§ EXERCISE DETAILS
State how many lines include "scelerisque", giving the number by itself.

§ MATERIAL PROVIDED
+ + + + +
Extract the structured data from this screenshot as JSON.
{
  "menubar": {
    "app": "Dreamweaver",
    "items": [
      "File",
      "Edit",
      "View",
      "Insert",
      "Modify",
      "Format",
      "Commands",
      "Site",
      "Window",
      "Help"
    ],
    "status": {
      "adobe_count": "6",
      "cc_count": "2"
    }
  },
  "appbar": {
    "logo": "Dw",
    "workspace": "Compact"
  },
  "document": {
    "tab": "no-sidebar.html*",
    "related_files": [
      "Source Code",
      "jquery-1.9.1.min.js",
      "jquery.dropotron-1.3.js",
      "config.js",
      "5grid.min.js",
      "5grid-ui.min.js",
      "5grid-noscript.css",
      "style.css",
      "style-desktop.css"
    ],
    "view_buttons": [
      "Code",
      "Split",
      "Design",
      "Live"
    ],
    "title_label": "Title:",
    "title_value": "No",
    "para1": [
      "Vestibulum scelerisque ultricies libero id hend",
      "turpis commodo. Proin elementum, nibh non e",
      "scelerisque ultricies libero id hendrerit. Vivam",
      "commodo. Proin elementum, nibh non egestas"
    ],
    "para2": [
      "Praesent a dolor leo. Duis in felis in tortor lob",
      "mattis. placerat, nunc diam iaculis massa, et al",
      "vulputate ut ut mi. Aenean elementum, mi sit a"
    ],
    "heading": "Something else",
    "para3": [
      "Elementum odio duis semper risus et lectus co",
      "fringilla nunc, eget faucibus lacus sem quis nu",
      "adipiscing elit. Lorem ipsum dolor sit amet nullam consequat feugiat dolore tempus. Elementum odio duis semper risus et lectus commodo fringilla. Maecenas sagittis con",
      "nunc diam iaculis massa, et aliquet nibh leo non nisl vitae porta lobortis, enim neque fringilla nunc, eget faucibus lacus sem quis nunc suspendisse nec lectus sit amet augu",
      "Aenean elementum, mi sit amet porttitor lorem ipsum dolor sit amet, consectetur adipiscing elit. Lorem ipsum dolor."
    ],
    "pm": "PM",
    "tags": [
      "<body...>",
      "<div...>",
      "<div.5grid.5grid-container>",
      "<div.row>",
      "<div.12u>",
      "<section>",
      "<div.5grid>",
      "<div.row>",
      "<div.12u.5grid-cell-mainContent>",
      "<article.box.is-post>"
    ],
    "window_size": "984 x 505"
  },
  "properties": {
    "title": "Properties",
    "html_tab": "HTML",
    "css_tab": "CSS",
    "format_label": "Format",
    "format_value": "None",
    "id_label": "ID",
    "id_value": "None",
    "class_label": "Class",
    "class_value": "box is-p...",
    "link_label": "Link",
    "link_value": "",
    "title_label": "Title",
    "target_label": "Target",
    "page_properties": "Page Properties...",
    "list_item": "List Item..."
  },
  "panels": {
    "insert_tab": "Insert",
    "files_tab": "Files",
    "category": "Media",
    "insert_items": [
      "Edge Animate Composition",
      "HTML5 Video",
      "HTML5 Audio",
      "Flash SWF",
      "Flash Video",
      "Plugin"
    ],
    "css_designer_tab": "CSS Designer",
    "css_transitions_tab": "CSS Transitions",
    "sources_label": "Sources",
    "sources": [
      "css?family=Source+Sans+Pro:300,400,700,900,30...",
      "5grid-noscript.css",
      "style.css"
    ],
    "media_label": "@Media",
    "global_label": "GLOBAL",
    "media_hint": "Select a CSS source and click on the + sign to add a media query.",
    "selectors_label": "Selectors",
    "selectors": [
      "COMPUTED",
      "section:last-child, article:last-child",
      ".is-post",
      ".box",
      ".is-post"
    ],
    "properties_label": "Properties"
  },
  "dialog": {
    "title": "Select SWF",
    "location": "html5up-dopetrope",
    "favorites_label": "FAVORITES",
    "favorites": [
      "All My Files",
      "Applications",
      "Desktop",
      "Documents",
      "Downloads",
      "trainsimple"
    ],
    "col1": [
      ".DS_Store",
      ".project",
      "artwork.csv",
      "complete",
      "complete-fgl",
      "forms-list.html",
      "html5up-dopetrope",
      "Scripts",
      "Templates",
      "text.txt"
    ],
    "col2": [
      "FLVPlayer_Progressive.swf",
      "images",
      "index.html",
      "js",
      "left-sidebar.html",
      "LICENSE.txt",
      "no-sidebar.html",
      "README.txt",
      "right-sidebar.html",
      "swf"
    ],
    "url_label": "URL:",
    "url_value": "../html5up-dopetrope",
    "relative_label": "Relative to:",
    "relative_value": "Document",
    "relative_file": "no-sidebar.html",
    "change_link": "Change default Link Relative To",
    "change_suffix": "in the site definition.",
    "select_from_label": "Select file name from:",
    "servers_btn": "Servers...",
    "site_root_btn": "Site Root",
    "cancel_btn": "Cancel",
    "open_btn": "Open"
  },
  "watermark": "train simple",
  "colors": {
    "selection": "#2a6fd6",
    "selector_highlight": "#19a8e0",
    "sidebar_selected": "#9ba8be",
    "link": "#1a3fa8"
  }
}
+ + + + +
§ SOLUTION
2